[YOUR GOAL] Print the listing below in its entirety, character for character.
## BEGIN DATA SECTION
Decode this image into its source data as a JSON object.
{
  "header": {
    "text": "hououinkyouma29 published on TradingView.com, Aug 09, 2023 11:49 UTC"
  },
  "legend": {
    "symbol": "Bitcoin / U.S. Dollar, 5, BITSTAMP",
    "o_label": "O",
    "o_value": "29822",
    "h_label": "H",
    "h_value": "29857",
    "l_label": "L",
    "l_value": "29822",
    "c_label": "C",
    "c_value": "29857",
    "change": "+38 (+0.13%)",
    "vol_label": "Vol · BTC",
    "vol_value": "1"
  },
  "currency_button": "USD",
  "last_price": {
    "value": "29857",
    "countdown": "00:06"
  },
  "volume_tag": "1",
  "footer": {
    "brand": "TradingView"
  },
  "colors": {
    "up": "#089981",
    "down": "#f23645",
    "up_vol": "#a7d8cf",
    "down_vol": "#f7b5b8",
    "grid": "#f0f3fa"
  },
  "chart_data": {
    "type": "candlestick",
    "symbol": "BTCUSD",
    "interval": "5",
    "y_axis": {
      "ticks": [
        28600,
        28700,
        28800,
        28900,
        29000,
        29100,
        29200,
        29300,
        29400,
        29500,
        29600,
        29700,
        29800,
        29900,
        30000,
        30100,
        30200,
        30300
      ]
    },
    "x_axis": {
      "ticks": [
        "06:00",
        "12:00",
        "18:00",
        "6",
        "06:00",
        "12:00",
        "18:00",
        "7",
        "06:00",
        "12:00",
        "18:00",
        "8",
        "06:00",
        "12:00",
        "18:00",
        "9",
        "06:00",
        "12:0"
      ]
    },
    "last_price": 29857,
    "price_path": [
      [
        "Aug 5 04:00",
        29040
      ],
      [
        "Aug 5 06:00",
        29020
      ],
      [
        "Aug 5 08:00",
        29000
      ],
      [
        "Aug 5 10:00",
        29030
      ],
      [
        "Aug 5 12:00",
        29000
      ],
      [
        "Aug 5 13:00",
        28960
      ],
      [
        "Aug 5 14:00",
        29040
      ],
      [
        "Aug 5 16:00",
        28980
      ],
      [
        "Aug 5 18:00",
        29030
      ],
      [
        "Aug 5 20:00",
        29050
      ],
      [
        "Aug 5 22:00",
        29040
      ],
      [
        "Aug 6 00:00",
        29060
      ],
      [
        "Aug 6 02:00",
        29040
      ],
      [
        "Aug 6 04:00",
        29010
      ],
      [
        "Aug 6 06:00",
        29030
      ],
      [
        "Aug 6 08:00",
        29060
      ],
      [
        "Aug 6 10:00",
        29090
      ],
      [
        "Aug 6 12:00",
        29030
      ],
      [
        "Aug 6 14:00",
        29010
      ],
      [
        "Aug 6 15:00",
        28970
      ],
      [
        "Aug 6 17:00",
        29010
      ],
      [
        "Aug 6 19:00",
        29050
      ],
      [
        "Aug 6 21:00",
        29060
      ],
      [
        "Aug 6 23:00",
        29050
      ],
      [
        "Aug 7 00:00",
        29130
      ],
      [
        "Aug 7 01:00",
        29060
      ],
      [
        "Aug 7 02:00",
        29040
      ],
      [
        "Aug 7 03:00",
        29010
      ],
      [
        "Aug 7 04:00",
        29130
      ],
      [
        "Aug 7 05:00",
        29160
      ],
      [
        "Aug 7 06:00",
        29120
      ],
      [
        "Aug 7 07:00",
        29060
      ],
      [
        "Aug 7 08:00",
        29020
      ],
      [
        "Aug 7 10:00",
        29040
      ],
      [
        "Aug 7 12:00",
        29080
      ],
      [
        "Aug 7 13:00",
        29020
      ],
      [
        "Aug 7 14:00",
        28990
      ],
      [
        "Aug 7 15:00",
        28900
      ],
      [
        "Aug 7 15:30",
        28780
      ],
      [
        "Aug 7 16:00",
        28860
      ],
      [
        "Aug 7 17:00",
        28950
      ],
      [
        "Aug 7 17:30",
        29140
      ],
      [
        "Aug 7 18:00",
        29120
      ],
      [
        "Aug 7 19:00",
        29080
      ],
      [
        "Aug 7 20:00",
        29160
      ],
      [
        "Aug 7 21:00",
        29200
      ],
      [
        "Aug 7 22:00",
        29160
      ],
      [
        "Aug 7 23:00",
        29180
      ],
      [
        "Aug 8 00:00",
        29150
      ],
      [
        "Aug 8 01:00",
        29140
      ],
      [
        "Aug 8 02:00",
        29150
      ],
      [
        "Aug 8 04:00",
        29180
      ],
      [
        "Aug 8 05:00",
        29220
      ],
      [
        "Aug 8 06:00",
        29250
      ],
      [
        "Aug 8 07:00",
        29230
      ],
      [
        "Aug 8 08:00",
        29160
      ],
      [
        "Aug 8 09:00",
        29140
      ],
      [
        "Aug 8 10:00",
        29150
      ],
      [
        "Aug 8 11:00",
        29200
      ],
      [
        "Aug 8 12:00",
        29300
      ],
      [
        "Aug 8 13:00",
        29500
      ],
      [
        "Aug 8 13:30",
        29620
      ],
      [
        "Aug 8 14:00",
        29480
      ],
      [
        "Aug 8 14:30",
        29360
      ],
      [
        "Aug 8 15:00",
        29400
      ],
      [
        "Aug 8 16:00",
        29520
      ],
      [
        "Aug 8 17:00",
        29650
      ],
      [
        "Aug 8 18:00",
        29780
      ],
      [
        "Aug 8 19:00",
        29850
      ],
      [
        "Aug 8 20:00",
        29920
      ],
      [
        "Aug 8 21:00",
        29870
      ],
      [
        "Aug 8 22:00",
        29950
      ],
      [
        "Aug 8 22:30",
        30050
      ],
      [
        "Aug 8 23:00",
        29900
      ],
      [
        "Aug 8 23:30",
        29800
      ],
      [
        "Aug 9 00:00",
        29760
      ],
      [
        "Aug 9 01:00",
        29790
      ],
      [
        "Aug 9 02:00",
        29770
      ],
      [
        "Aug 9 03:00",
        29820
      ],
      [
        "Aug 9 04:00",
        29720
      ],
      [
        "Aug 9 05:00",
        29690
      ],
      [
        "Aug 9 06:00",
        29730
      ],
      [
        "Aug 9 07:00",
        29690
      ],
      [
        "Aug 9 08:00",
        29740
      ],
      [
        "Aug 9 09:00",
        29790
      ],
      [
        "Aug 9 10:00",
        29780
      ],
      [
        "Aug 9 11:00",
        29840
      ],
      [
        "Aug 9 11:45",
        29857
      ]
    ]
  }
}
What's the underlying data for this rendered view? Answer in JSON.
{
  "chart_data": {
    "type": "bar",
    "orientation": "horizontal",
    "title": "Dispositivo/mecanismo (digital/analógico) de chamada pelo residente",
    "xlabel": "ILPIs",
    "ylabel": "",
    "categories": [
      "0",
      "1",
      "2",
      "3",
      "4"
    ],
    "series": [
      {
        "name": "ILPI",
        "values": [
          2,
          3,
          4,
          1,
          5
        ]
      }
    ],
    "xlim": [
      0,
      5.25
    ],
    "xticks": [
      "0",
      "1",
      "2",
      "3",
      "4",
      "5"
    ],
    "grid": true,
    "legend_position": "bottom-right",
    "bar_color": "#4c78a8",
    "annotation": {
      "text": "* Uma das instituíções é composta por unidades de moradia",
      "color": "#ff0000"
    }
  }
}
## END DATA SECTION
[RESULT OF THE EXERCISE]
Decode this image into its source data as a JSON object.
{
  "header": {
    "text": "hououinkyouma29 published on TradingView.com, Aug 09, 2023 11:49 UTC"
  },
  "legend": {
    "symbol": "Bitcoin / U.S. Dollar, 5, BITSTAMP",
    "o_label": "O",
    "o_value": "29822",
    "h_label": "H",
    "h_value": "29857",
    "l_label": "L",
    "l_value": "29822",
    "c_label": "C",
    "c_value": "29857",
    "change": "+38 (+0.13%)",
    "vol_label": "Vol · BTC",
    "vol_value": "1"
  },
  "currency_button": "USD",
  "last_price": {
    "value": "29857",
    "countdown": "00:06"
  },
  "volume_tag": "1",
  "footer": {
    "brand": "TradingView"
  },
  "colors": {
    "up": "#089981",
    "down": "#f23645",
    "up_vol": "#a7d8cf",
    "down_vol": "#f7b5b8",
    "grid": "#f0f3fa"
  },
  "chart_data": {
    "type": "candlestick",
    "symbol": "BTCUSD",
    "interval": "5",
    "y_axis": {
      "ticks": [
        28600,
        28700,
        28800,
        28900,
        29000,
        29100,
        29200,
        29300,
        29400,
        29500,
        29600,
        29700,
        29800,
        29900,
        30000,
        30100,
        30200,
        30300
      ]
    },
    "x_axis": {
      "ticks": [
        "06:00",
        "12:00",
        "18:00",
        "6",
        "06:00",
        "12:00",
        "18:00",
        "7",
        "06:00",
        "12:00",
        "18:00",
        "8",
        "06:00",
        "12:00",
        "18:00",
        "9",
        "06:00",
        "12:0"
      ]
    },
    "last_price": 29857,
    "price_path": [
      [
        "Aug 5 04:00",
        29040
      ],
      [
        "Aug 5 06:00",
        29020
      ],
      [
        "Aug 5 08:00",
        29000
      ],
      [
        "Aug 5 10:00",
        29030
      ],
      [
        "Aug 5 12:00",
        29000
      ],
      [
        "Aug 5 13:00",
        28960
      ],
      [
        "Aug 5 14:00",
        29040
      ],
      [
        "Aug 5 16:00",
        28980
      ],
      [
        "Aug 5 18:00",
        29030
      ],
      [
        "Aug 5 20:00",
        29050
      ],
      [
        "Aug 5 22:00",
        29040
      ],
      [
        "Aug 6 00:00",
        29060
      ],
      [
        "Aug 6 02:00",
        29040
      ],
      [
        "Aug 6 04:00",
        29010
      ],
      [
        "Aug 6 06:00",
        29030
      ],
      [
        "Aug 6 08:00",
        29060
      ],
      [
        "Aug 6 10:00",
        29090
      ],
      [
        "Aug 6 12:00",
        29030
      ],
      [
        "Aug 6 14:00",
        29010
      ],
      [
        "Aug 6 15:00",
        28970
      ],
      [
        "Aug 6 17:00",
        29010
      ],
      [
        "Aug 6 19:00",
        29050
      ],
      [
        "Aug 6 21:00",
        29060
      ],
      [
        "Aug 6 23:00",
        29050
      ],
      [
        "Aug 7 00:00",
        29130
      ],
      [
        "Aug 7 01:00",
        29060
      ],
      [
        "Aug 7 02:00",
        29040
      ],
      [
        "Aug 7 03:00",
        29010
      ],
      [
        "Aug 7 04:00",
        29130
      ],
      [
        "Aug 7 05:00",
        29160
      ],
      [
        "Aug 7 06:00",
        29120
      ],
      [
        "Aug 7 07:00",
        29060
      ],
      [
        "Aug 7 08:00",
        29020
      ],
      [
        "Aug 7 10:00",
        29040
      ],
      [
        "Aug 7 12:00",
        29080
      ],
      [
        "Aug 7 13:00",
        29020
      ],
      [
        "Aug 7 14:00",
        28990
      ],
      [
        "Aug 7 15:00",
        28900
      ],
      [
        "Aug 7 15:30",
        28780
      ],
      [
        "Aug 7 16:00",
        28860
      ],
      [
        "Aug 7 17:00",
        28950
      ],
      [
        "Aug 7 17:30",
        29140
      ],
      [
        "Aug 7 18:00",
        29120
      ],
      [
        "Aug 7 19:00",
        29080
      ],
      [
        "Aug 7 20:00",
        29160
      ],
      [
        "Aug 7 21:00",
        29200
      ],
      [
        "Aug 7 22:00",
        29160
      ],
      [
        "Aug 7 23:00",
        29180
      ],
      [
        "Aug 8 00:00",
        29150
      ],
      [
        "Aug 8 01:00",
        29140
      ],
      [
        "Aug 8 02:00",
        29150
      ],
      [
        "Aug 8 04:00",
        29180
      ],
      [
        "Aug 8 05:00",
        29220
      ],
      [
        "Aug 8 06:00",
        29250
      ],
      [
        "Aug 8 07:00",
        29230
      ],
      [
        "Aug 8 08:00",
        29160
      ],
      [
        "Aug 8 09:00",
        29140
      ],
      [
        "Aug 8 10:00",
        29150
      ],
      [
        "Aug 8 11:00",
        29200
      ],
      [
        "Aug 8 12:00",
        29300
      ],
      [
        "Aug 8 13:00",
        29500
      ],
      [
        "Aug 8 13:30",
        29620
      ],
      [
        "Aug 8 14:00",
        29480
      ],
      [
        "Aug 8 14:30",
        29360
      ],
      [
        "Aug 8 15:00",
        29400
      ],
      [
        "Aug 8 16:00",
        29520
      ],
      [
        "Aug 8 17:00",
        29650
      ],
      [
        "Aug 8 18:00",
        29780
      ],
      [
        "Aug 8 19:00",
        29850
      ],
      [
        "Aug 8 20:00",
        29920
      ],
      [
        "Aug 8 21:00",
        29870
      ],
      [
        "Aug 8 22:00",
        29950
      ],
      [
        "Aug 8 22:30",
        30050
      ],
      [
        "Aug 8 23:00",
        29900
      ],
      [
        "Aug 8 23:30",
        29800
      ],
      [
        "Aug 9 00:00",
        29760
      ],
      [
        "Aug 9 01:00",
        29790
      ],
      [
        "Aug 9 02:00",
        29770
      ],
      [
        "Aug 9 03:00",
        29820
      ],
      [
        "Aug 9 04:00",
        29720
      ],
      [
        "Aug 9 05:00",
        29690
      ],
      [
        "Aug 9 06:00",
        29730
      ],
      [
        "Aug 9 07:00",
        29690
      ],
      [
        "Aug 9 08:00",
        29740
      ],
      [
        "Aug 9 09:00",
        29790
      ],
      [
        "Aug 9 10:00",
        29780
      ],
      [
        "Aug 9 11:00",
        29840
      ],
      [
        "Aug 9 11:45",
        29857
      ]
    ]
  }
}
What's the underlying data for this rendered view? Answer in JSON.
{
  "chart_data": {
    "type": "bar",
    "orientation": "horizontal",
    "title": "Dispositivo/mecanismo (digital/analógico) de chamada pelo residente",
    "xlabel": "ILPIs",
    "ylabel": "",
    "categories": [
      "0",
      "1",
      "2",
      "3",
      "4"
    ],
    "series": [
      {
        "name": "ILPI",
        "values": [
          2,
          3,
          4,
          1,
          5
        ]
      }
    ],
    "xlim": [
      0,
      5.25
    ],
    "xticks": [
      "0",
      "1",
      "2",
      "3",
      "4",
      "5"
    ],
    "grid": true,
    "legend_position": "bottom-right",
    "bar_color": "#4c78a8",
    "annotation": {
      "text": "* Uma das instituíções é composta por unidades de moradia",
      "color": "#ff0000"
    }
  }
}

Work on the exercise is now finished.